__Set exercise__
Write out the data below in full, unchanged, minus the images.

__Information shown__
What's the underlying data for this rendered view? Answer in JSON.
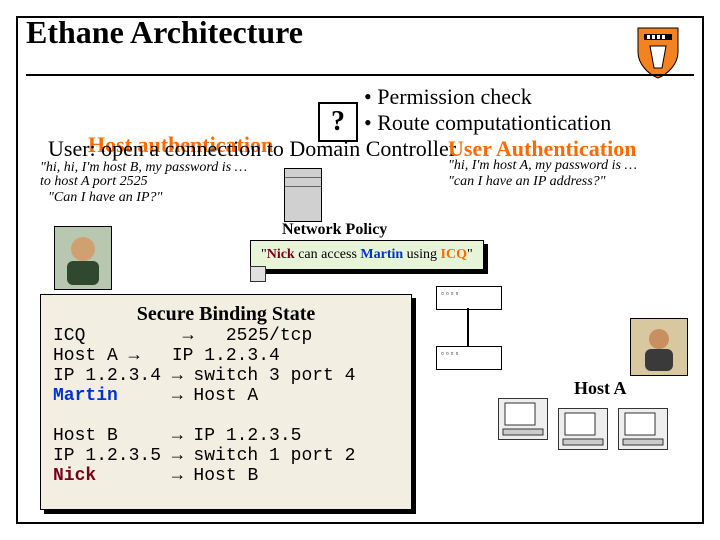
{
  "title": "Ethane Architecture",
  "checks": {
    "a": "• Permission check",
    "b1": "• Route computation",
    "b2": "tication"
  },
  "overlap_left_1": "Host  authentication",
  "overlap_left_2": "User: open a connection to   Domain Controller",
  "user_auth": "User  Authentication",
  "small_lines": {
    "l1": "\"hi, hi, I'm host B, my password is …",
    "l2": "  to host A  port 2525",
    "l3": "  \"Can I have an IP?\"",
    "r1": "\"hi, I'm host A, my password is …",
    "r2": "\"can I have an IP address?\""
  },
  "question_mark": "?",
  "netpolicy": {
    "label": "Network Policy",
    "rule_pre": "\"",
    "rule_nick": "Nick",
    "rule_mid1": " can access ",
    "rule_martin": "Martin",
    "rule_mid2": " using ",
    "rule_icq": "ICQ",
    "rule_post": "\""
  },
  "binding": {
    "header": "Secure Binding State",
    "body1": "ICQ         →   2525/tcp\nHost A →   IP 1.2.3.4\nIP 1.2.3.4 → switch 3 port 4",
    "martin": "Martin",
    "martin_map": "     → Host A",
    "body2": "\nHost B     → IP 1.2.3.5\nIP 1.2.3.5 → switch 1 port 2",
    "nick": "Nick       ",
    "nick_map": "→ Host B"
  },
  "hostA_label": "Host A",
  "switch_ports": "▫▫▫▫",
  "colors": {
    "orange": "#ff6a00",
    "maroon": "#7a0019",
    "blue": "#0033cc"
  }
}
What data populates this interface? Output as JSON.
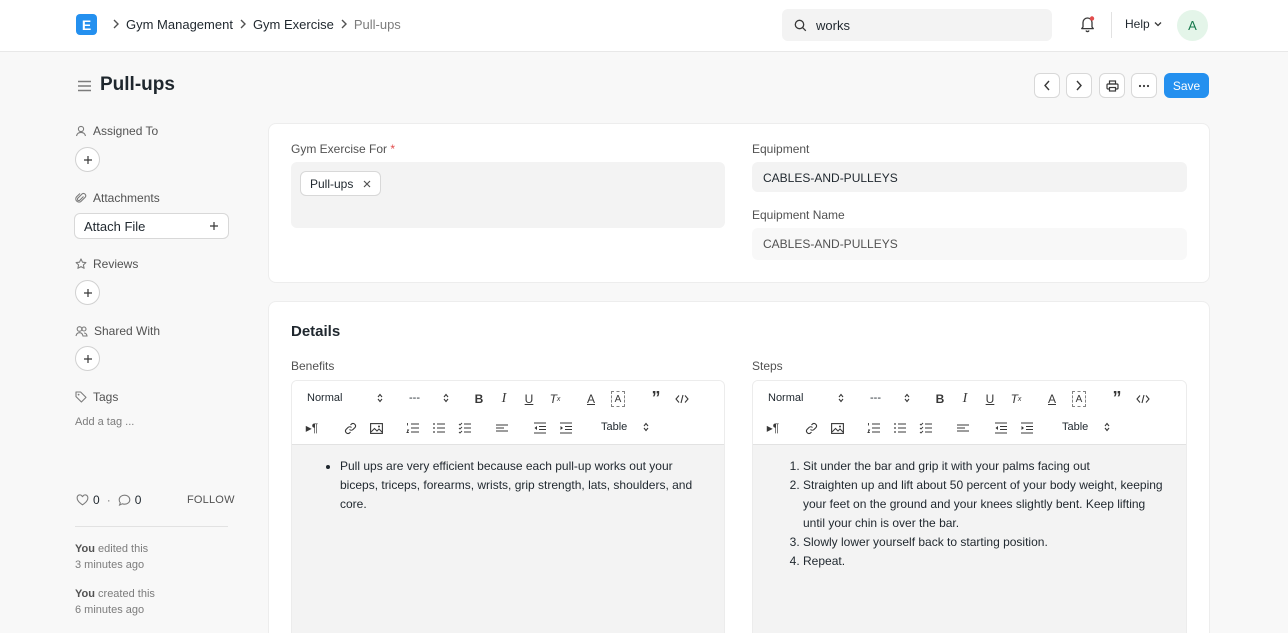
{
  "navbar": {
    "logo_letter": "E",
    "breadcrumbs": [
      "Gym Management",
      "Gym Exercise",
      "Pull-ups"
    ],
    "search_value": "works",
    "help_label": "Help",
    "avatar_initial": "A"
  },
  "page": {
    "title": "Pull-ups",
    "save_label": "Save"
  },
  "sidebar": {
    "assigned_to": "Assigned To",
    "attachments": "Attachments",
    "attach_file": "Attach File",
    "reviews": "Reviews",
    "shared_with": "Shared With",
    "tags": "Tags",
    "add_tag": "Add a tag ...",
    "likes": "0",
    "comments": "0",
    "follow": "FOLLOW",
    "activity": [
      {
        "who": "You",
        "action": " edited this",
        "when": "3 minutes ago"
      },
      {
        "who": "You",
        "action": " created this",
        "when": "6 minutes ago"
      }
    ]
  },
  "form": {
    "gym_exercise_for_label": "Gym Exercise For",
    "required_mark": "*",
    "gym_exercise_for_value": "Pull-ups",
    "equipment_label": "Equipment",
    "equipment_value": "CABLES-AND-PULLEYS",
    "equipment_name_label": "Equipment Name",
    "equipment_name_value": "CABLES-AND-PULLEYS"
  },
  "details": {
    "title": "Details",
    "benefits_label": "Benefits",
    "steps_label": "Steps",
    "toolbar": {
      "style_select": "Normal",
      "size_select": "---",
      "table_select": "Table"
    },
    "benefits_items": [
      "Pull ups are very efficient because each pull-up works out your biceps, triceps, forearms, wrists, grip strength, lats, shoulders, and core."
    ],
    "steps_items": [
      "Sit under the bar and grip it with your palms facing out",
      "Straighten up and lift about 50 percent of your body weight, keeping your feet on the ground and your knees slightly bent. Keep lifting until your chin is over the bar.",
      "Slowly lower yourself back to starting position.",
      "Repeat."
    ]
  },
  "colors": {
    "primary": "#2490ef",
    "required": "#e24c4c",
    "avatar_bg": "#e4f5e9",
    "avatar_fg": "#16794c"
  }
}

__Answer to this exercise__
What's the underlying data for this rendered view? Answer in JSON.
{
  "title": "Ethane Architecture",
  "checks": {
    "a": "• Permission check",
    "b1": "• Route computation",
    "b2": "tication"
  },
  "overlap_left_1": "Host  authentication",
  "overlap_left_2": "User: open a connection to   Domain Controller",
  "user_auth": "User  Authentication",
  "small_lines": {
    "l1": "\"hi, hi, I'm host B, my password is …",
    "l2": "  to host A  port 2525",
    "l3": "  \"Can I have an IP?\"",
    "r1": "\"hi, I'm host A, my password is …",
    "r2": "\"can I have an IP address?\""
  },
  "question_mark": "?",
  "netpolicy": {
    "label": "Network Policy",
    "rule_pre": "\"",
    "rule_nick": "Nick",
    "rule_mid1": " can access ",
    "rule_martin": "Martin",
    "rule_mid2": " using ",
    "rule_icq": "ICQ",
    "rule_post": "\""
  },
  "binding": {
    "header": "Secure Binding State",
    "body1": "ICQ         →   2525/tcp\nHost A →   IP 1.2.3.4\nIP 1.2.3.4 → switch 3 port 4",
    "martin": "Martin",
    "martin_map": "     → Host A",
    "body2": "\nHost B     → IP 1.2.3.5\nIP 1.2.3.5 → switch 1 port 2",
    "nick": "Nick       ",
    "nick_map": "→ Host B"
  },
  "hostA_label": "Host A",
  "switch_ports": "▫▫▫▫",
  "colors": {
    "orange": "#ff6a00",
    "maroon": "#7a0019",
    "blue": "#0033cc"
  }
}
What data populates this interface? Output as JSON.
{
  "navbar": {
    "logo_letter": "E",
    "breadcrumbs": [
      "Gym Management",
      "Gym Exercise",
      "Pull-ups"
    ],
    "search_value": "works",
    "help_label": "Help",
    "avatar_initial": "A"
  },
  "page": {
    "title": "Pull-ups",
    "save_label": "Save"
  },
  "sidebar": {
    "assigned_to": "Assigned To",
    "attachments": "Attachments",
    "attach_file": "Attach File",
    "reviews": "Reviews",
    "shared_with": "Shared With",
    "tags": "Tags",
    "add_tag": "Add a tag ...",
    "likes": "0",
    "comments": "0",
    "follow": "FOLLOW",
    "activity": [
      {
        "who": "You",
        "action": " edited this",
        "when": "3 minutes ago"
      },
      {
        "who": "You",
        "action": " created this",
        "when": "6 minutes ago"
      }
    ]
  },
  "form": {
    "gym_exercise_for_label": "Gym Exercise For",
    "required_mark": "*",
    "gym_exercise_for_value": "Pull-ups",
    "equipment_label": "Equipment",
    "equipment_value": "CABLES-AND-PULLEYS",
    "equipment_name_label": "Equipment Name",
    "equipment_name_value": "CABLES-AND-PULLEYS"
  },
  "details": {
    "title": "Details",
    "benefits_label": "Benefits",
    "steps_label": "Steps",
    "toolbar": {
      "style_select": "Normal",
      "size_select": "---",
      "table_select": "Table"
    },
    "benefits_items": [
      "Pull ups are very efficient because each pull-up works out your biceps, triceps, forearms, wrists, grip strength, lats, shoulders, and core."
    ],
    "steps_items": [
      "Sit under the bar and grip it with your palms facing out",
      "Straighten up and lift about 50 percent of your body weight, keeping your feet on the ground and your knees slightly bent. Keep lifting until your chin is over the bar.",
      "Slowly lower yourself back to starting position.",
      "Repeat."
    ]
  },
  "colors": {
    "primary": "#2490ef",
    "required": "#e24c4c",
    "avatar_bg": "#e4f5e9",
    "avatar_fg": "#16794c"
  }
}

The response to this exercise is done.